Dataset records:
━━━━━━━━

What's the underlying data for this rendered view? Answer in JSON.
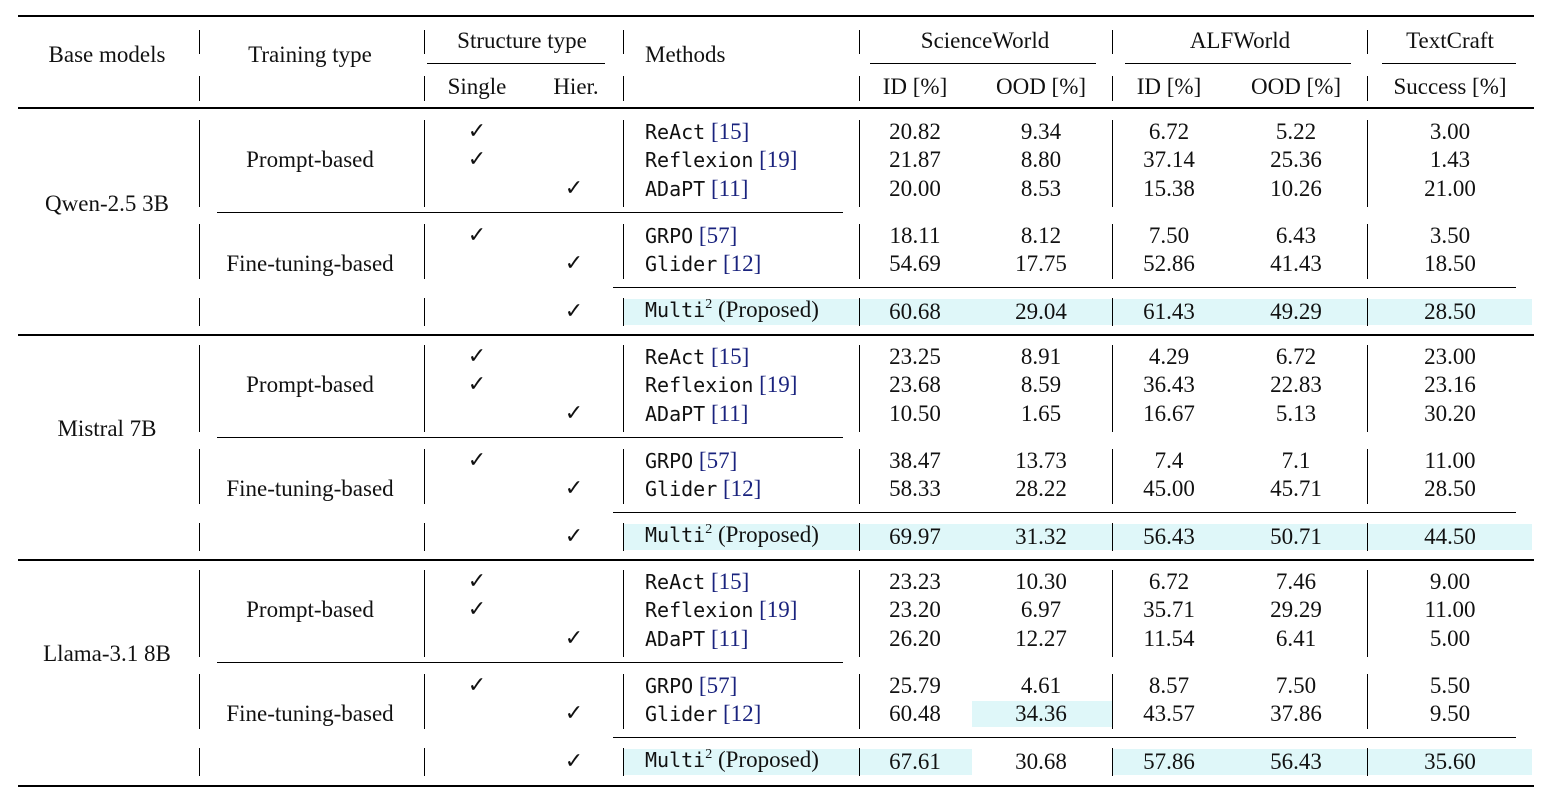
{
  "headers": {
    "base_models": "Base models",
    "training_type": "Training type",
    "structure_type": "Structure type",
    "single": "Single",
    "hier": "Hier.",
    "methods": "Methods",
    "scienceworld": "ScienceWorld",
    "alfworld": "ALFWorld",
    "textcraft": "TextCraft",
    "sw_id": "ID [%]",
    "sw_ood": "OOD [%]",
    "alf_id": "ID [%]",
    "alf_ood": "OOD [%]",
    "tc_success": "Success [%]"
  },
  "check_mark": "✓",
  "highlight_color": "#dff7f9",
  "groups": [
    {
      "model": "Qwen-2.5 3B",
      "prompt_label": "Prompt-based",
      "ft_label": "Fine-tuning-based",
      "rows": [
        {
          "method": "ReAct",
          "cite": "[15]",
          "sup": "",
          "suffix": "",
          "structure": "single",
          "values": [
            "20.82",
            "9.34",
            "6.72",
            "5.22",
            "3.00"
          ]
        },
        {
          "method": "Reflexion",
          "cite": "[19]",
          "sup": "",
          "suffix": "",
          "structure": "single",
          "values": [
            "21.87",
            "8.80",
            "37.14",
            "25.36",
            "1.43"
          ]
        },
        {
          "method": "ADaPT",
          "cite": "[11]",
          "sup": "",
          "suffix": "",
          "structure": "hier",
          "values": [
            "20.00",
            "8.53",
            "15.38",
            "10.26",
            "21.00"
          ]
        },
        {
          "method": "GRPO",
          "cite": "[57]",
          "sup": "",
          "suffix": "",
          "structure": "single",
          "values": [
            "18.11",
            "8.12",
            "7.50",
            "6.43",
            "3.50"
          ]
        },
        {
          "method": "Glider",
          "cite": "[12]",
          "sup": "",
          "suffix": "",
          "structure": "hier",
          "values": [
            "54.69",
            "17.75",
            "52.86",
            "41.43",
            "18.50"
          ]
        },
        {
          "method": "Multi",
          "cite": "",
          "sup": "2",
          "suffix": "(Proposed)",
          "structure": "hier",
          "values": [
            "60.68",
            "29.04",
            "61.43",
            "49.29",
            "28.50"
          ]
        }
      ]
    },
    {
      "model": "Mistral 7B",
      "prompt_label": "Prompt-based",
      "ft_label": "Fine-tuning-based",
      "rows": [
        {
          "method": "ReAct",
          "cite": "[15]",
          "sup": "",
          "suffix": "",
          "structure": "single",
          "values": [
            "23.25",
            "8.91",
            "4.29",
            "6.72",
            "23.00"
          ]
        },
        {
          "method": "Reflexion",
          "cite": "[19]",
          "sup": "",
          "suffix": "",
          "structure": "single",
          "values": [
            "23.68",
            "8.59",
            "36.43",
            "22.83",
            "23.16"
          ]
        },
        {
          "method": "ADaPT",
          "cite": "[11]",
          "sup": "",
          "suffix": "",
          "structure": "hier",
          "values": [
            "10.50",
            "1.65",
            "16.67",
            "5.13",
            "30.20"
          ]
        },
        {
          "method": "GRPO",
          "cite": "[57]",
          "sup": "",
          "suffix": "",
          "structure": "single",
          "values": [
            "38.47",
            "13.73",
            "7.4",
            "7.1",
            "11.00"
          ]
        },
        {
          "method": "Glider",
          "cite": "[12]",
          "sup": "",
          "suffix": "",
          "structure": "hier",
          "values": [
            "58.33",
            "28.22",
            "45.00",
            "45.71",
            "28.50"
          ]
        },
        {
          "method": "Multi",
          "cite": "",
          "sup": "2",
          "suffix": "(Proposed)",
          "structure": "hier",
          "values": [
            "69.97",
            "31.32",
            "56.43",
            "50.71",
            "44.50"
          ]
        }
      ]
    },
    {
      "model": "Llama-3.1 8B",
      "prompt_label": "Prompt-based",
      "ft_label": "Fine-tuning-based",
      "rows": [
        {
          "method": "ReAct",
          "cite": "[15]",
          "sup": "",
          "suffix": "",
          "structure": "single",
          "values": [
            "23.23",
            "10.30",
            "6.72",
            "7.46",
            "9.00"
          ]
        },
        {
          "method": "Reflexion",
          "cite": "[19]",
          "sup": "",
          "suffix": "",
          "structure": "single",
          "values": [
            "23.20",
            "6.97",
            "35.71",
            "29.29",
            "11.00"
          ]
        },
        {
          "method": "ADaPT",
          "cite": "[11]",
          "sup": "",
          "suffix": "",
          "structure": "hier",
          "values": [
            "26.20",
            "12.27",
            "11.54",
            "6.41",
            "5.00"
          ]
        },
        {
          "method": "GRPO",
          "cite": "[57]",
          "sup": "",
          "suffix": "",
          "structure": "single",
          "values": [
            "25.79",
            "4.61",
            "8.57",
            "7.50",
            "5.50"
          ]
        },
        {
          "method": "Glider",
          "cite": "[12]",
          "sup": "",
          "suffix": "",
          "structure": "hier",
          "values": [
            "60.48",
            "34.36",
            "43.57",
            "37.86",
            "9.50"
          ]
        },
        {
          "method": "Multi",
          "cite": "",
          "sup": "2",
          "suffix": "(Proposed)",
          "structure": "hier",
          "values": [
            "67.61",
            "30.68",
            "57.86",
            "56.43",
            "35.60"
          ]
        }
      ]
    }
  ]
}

━━━━━━━━

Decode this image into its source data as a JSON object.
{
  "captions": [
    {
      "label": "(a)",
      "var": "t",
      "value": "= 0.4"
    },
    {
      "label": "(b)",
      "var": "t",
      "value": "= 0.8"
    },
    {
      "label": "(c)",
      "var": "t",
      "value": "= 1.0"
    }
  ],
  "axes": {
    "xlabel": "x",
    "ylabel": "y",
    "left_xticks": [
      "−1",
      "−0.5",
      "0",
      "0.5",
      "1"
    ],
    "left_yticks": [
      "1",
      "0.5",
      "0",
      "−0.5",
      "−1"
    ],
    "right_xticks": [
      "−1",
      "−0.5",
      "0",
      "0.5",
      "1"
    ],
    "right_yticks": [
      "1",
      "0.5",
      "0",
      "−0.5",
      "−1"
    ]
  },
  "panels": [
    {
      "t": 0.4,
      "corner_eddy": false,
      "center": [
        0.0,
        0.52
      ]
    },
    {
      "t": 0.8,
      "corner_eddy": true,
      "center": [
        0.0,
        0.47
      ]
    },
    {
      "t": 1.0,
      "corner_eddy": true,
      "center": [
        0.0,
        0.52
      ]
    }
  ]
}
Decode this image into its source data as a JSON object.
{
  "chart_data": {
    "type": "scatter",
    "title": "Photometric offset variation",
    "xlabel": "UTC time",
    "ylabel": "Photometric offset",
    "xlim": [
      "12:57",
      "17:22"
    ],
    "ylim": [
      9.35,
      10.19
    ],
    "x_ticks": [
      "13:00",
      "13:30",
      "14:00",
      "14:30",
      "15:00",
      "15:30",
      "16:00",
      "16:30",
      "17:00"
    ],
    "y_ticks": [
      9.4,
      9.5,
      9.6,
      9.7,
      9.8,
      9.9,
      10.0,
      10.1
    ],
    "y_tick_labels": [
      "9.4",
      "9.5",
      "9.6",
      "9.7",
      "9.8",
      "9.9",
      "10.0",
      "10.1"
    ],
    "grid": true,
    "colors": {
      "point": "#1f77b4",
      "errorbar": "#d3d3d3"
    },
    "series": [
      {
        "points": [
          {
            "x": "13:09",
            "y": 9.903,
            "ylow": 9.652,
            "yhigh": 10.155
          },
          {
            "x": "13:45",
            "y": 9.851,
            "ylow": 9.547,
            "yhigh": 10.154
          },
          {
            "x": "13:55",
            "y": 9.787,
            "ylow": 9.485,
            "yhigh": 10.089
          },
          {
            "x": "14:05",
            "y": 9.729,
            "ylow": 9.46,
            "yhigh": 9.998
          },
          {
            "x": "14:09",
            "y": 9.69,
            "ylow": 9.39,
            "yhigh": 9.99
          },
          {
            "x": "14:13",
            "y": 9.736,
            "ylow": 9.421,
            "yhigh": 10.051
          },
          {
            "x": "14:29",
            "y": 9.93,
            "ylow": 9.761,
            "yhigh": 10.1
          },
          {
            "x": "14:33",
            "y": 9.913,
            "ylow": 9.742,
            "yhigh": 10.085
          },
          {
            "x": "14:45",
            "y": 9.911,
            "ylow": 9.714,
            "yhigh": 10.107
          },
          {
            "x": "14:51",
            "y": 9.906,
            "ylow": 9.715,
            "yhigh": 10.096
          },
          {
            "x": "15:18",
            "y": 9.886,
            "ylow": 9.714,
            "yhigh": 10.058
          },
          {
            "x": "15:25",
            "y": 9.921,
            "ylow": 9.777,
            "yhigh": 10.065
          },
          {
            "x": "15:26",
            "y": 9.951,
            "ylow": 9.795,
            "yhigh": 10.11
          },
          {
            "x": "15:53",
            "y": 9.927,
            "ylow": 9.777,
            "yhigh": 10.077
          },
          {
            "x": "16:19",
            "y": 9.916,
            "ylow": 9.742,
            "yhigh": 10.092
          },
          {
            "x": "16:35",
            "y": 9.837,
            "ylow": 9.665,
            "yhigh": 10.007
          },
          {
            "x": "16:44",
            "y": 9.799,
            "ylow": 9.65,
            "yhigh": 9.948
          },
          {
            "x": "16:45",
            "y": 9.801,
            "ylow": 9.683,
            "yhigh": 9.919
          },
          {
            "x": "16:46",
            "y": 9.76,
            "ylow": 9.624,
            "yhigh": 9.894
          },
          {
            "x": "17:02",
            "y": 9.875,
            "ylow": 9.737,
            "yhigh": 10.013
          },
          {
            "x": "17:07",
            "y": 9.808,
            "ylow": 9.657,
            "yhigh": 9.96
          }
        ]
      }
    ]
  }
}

━━━━━━━━

Exercise: From the material, report only how many lines include the word "ylabel".

Answer in full: 2